Instruction | Of all the lines in these entries, how many contain the string "email"? Give only that count.

(Collected data entries)

□ □ □

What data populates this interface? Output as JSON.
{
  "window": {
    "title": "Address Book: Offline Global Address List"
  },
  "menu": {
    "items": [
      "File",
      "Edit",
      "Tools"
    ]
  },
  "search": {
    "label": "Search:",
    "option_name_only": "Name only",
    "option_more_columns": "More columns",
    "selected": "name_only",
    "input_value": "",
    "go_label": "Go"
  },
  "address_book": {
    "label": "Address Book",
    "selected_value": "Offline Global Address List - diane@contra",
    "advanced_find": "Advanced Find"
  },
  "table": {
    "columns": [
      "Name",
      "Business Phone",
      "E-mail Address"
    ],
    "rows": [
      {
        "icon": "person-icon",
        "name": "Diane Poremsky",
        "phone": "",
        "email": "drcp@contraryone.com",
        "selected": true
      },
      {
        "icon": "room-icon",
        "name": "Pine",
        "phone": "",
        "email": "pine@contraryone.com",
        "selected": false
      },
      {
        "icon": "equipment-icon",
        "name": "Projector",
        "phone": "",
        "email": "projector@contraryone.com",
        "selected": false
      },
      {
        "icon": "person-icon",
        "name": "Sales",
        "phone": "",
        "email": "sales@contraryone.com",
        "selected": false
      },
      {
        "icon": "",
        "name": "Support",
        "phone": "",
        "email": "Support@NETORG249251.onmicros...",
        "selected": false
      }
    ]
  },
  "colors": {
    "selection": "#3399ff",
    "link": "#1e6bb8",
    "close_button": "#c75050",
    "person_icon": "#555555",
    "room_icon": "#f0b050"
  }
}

□ □ □

Answer to this task | 5